# Start of Dataset records
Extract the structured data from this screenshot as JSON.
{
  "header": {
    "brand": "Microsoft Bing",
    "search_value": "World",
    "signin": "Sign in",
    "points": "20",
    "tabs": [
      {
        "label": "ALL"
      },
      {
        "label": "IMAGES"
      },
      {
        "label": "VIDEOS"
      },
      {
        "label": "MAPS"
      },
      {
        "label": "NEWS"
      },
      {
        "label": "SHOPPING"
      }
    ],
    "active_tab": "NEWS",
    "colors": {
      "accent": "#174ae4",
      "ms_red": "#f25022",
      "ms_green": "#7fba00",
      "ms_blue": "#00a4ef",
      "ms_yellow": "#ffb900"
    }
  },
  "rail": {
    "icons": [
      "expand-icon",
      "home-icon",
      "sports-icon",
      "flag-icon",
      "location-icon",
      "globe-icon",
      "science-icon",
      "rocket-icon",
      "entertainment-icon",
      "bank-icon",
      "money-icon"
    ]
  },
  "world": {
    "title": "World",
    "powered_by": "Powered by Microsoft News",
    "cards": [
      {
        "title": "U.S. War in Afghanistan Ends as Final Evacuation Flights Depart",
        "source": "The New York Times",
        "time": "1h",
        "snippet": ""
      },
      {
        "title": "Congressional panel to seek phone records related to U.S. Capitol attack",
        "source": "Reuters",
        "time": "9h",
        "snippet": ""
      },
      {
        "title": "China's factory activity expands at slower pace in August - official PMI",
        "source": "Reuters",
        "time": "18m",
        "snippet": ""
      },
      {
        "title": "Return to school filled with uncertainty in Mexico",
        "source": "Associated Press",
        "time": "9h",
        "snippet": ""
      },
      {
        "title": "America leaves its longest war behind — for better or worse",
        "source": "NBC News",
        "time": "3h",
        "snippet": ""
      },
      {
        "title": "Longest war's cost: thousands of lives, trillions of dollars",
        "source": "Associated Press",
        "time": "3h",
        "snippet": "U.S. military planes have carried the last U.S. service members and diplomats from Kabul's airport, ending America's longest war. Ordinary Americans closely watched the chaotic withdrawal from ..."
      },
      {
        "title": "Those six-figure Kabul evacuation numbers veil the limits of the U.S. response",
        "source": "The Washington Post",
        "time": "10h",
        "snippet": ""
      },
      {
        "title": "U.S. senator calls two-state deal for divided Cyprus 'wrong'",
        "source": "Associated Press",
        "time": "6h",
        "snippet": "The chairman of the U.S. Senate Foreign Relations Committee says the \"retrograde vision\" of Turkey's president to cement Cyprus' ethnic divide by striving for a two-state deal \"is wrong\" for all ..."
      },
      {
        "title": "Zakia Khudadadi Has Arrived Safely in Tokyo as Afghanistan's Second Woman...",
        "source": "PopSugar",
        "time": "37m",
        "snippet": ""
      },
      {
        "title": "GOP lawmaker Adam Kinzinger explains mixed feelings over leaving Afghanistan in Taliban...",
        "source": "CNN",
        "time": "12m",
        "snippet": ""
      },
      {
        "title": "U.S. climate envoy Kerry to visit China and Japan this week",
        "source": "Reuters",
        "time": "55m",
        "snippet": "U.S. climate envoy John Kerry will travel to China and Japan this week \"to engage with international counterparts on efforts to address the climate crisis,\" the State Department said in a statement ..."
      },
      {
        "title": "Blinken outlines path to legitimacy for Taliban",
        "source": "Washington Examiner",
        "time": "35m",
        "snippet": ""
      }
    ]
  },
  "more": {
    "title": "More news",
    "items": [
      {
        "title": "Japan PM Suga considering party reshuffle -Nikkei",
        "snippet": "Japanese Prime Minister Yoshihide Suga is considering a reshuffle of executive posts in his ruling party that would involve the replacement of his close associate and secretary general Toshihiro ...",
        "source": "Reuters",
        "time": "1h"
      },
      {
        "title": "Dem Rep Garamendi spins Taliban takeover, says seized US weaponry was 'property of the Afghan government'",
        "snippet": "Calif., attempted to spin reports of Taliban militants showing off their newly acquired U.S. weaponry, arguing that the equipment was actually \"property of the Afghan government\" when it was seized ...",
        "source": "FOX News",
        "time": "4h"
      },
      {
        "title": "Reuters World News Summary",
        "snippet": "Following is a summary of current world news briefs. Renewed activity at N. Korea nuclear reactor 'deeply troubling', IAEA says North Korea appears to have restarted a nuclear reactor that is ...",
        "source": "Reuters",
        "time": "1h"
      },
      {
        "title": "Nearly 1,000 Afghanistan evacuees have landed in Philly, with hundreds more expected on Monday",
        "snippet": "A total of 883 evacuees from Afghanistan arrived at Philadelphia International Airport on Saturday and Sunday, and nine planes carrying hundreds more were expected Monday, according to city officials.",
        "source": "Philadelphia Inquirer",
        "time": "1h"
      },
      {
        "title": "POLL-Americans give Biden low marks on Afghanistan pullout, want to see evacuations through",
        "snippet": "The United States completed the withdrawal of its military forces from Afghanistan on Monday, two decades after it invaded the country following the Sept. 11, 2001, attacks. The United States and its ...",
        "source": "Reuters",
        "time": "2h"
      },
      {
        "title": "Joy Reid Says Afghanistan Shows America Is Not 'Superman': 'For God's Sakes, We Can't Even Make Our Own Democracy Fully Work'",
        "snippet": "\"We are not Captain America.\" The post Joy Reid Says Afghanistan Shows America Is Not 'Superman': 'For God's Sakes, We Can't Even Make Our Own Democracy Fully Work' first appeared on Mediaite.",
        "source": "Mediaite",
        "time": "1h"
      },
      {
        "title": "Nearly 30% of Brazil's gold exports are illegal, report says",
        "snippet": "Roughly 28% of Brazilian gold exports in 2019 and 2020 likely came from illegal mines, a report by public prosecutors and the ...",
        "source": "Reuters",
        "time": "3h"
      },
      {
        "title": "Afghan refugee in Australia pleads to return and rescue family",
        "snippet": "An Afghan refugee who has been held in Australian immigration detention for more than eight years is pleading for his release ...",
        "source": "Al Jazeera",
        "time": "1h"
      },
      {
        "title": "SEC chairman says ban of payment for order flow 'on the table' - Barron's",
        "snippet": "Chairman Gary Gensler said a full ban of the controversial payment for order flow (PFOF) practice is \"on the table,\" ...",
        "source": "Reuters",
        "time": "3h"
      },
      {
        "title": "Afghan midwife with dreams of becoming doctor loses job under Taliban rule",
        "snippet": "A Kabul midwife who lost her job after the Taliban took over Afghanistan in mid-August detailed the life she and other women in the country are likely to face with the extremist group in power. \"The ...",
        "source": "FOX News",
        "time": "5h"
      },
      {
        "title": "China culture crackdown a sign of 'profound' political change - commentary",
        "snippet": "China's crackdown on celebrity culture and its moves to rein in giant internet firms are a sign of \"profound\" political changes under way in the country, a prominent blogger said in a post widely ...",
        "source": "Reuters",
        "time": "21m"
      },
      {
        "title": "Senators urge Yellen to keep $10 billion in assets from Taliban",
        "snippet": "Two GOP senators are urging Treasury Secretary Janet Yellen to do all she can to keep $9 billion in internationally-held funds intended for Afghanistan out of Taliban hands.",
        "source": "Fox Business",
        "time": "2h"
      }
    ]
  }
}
# End of Dataset records
- Task directions:
Pull every line containing the word "wrong" out of the entries above.

- Solution below:
        "title": "U.S. senator calls two-state deal for divided Cyprus 'wrong'",
        "snippet": "The chairman of the U.S. Senate Foreign Relations Committee says the \"retrograde vision\" of Turkey's president to cement Cyprus' ethnic divide by striving for a two-state deal \"is wrong\" for all ..."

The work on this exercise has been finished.